> _Short exercise_
Repeat the listing in full, word for word.

> _Records for the task_

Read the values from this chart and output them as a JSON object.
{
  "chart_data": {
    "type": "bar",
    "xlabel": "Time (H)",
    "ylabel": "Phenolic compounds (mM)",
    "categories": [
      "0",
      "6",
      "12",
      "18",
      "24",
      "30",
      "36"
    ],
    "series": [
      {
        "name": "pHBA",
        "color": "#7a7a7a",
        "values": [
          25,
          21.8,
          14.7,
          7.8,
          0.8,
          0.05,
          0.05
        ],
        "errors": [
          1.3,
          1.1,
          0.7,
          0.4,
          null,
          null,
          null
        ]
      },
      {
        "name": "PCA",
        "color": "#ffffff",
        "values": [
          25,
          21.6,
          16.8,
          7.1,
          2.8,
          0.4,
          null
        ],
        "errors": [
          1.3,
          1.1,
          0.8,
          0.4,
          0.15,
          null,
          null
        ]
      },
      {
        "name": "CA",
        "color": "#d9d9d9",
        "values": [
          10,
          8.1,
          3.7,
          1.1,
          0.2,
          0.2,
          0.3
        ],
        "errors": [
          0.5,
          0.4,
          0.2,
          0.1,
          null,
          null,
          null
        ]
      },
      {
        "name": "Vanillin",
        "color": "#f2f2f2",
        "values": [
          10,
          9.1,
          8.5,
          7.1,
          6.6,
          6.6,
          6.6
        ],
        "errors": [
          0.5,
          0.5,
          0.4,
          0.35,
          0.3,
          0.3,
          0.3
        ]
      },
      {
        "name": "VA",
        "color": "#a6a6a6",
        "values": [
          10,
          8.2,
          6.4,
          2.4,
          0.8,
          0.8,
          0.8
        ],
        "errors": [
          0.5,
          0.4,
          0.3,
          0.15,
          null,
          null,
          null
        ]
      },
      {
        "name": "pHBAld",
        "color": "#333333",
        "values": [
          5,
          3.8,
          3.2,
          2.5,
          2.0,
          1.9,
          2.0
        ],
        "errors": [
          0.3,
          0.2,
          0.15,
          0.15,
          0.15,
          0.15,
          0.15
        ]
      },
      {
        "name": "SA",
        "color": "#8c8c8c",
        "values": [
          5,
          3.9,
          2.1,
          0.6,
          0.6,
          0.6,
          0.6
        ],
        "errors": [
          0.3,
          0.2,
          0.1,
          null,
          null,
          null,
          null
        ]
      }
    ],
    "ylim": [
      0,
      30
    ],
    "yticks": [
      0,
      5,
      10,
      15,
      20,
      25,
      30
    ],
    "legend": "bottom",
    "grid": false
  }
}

> _Final result_
Read the values from this chart and output them as a JSON object.
{
  "chart_data": {
    "type": "bar",
    "xlabel": "Time (H)",
    "ylabel": "Phenolic compounds (mM)",
    "categories": [
      "0",
      "6",
      "12",
      "18",
      "24",
      "30",
      "36"
    ],
    "series": [
      {
        "name": "pHBA",
        "color": "#7a7a7a",
        "values": [
          25,
          21.8,
          14.7,
          7.8,
          0.8,
          0.05,
          0.05
        ],
        "errors": [
          1.3,
          1.1,
          0.7,
          0.4,
          null,
          null,
          null
        ]
      },
      {
        "name": "PCA",
        "color": "#ffffff",
        "values": [
          25,
          21.6,
          16.8,
          7.1,
          2.8,
          0.4,
          null
        ],
        "errors": [
          1.3,
          1.1,
          0.8,
          0.4,
          0.15,
          null,
          null
        ]
      },
      {
        "name": "CA",
        "color": "#d9d9d9",
        "values": [
          10,
          8.1,
          3.7,
          1.1,
          0.2,
          0.2,
          0.3
        ],
        "errors": [
          0.5,
          0.4,
          0.2,
          0.1,
          null,
          null,
          null
        ]
      },
      {
        "name": "Vanillin",
        "color": "#f2f2f2",
        "values": [
          10,
          9.1,
          8.5,
          7.1,
          6.6,
          6.6,
          6.6
        ],
        "errors": [
          0.5,
          0.5,
          0.4,
          0.35,
          0.3,
          0.3,
          0.3
        ]
      },
      {
        "name": "VA",
        "color": "#a6a6a6",
        "values": [
          10,
          8.2,
          6.4,
          2.4,
          0.8,
          0.8,
          0.8
        ],
        "errors": [
          0.5,
          0.4,
          0.3,
          0.15,
          null,
          null,
          null
        ]
      },
      {
        "name": "pHBAld",
        "color": "#333333",
        "values": [
          5,
          3.8,
          3.2,
          2.5,
          2.0,
          1.9,
          2.0
        ],
        "errors": [
          0.3,
          0.2,
          0.15,
          0.15,
          0.15,
          0.15,
          0.15
        ]
      },
      {
        "name": "SA",
        "color": "#8c8c8c",
        "values": [
          5,
          3.9,
          2.1,
          0.6,
          0.6,
          0.6,
          0.6
        ],
        "errors": [
          0.3,
          0.2,
          0.1,
          null,
          null,
          null,
          null
        ]
      }
    ],
    "ylim": [
      0,
      30
    ],
    "yticks": [
      0,
      5,
      10,
      15,
      20,
      25,
      30
    ],
    "legend": "bottom",
    "grid": false
  }
}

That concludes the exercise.